AIM:
Reproduce each line that includes the word "Suite".

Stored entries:

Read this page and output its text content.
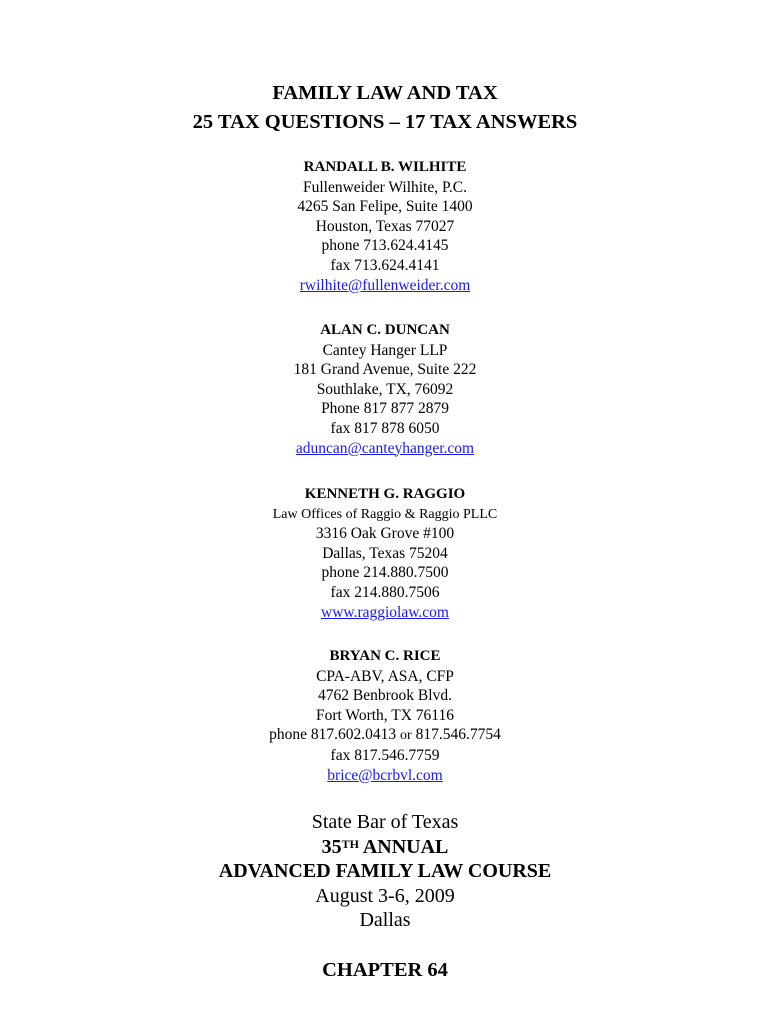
FAMILY LAW AND TAX
25 TAX QUESTIONS – 17 TAX ANSWERS
RANDALL B. WILHITE
Fullenweider Wilhite, P.C.
4265 San Felipe, Suite 1400
Houston, Texas 77027
phone 713.624.4145
fax 713.624.4141
rwilhite@fullenweider.com
ALAN C. DUNCAN
Cantey Hanger LLP
181 Grand Avenue, Suite 222
Southlake, TX, 76092
Phone 817 877 2879
fax 817 878 6050
aduncan@canteyhanger.com
KENNETH G. RAGGIO
Law Offices of Raggio & Raggio PLLC
3316 Oak Grove #100
Dallas, Texas 75204
phone 214.880.7500
fax 214.880.7506
www.raggiolaw.com
BRYAN C. RICE
CPA-ABV, ASA, CFP
4762 Benbrook Blvd.
Fort Worth, TX 76116
phone 817.602.0413 or 817.546.7754
fax 817.546.7759
brice@bcrbvl.com
State Bar of Texas
35TH ANNUAL
ADVANCED FAMILY LAW COURSE
August 3-6, 2009
Dallas
CHAPTER 64
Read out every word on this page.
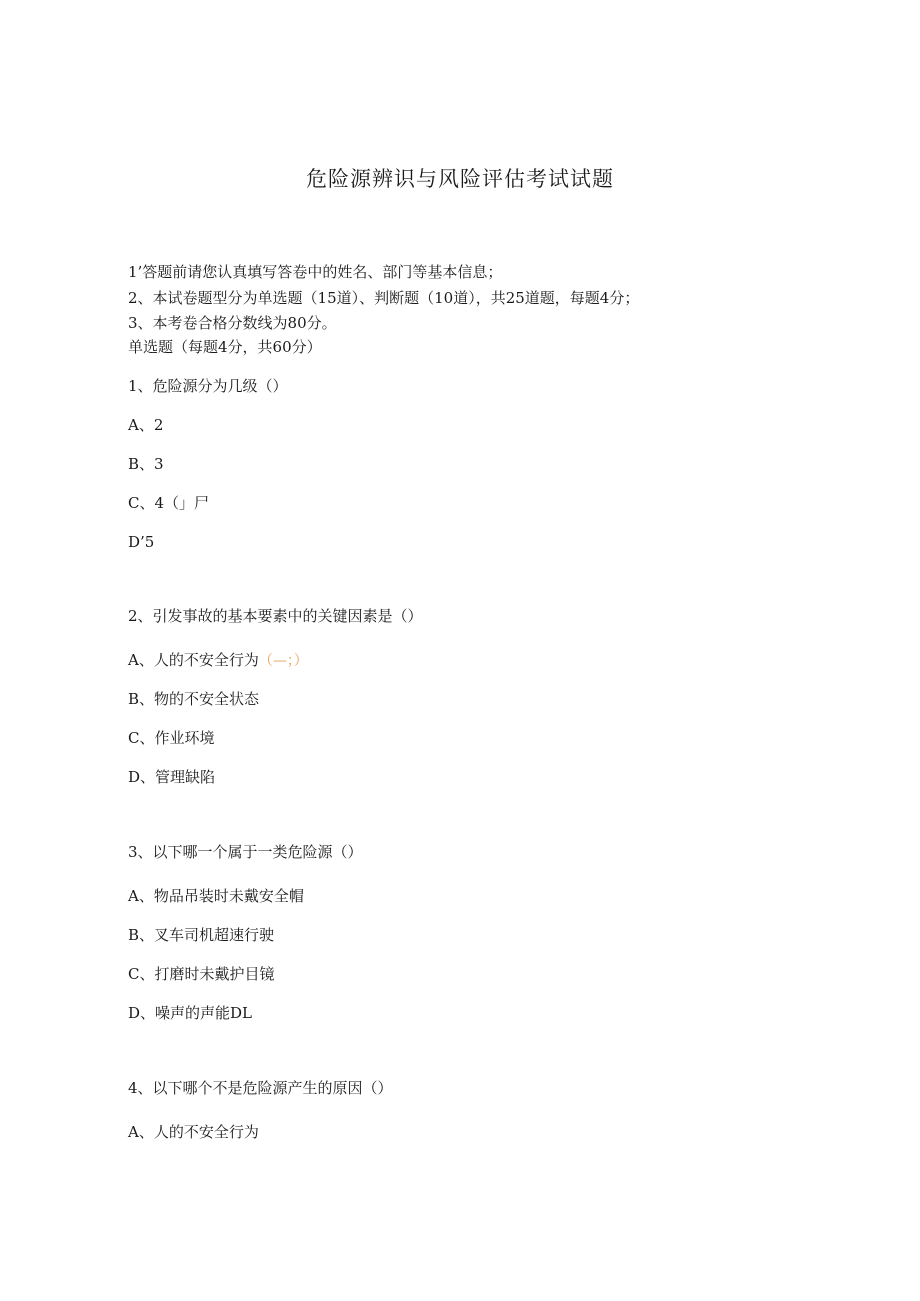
危险源辨识与风险评估考试试题
1’答题前请您认真填写答卷中的姓名、部门等基本信息；
2、本试卷题型分为单选题（15道）、判断题（10道），共25道题，每题4分；
3、本考卷合格分数线为80分。
单选题（每题4分，共60分）
1、危险源分为几级（）
A、2
B、3
C、4（」尸
D’5
2、引发事故的基本要素中的关键因素是（）
A、人的不安全行为（—；）
B、物的不安全状态
C、作业环境
D、管理缺陷
3、以下哪一个属于一类危险源（）
A、物品吊装时未戴安全帽
B、叉车司机超速行驶
C、打磨时未戴护目镜
D、噪声的声能DL
4、以下哪个不是危险源产生的原因（）
A、人的不安全行为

REPLY TO THE EXERCISE:
4265 San Felipe, Suite 1400
181 Grand Avenue, Suite 222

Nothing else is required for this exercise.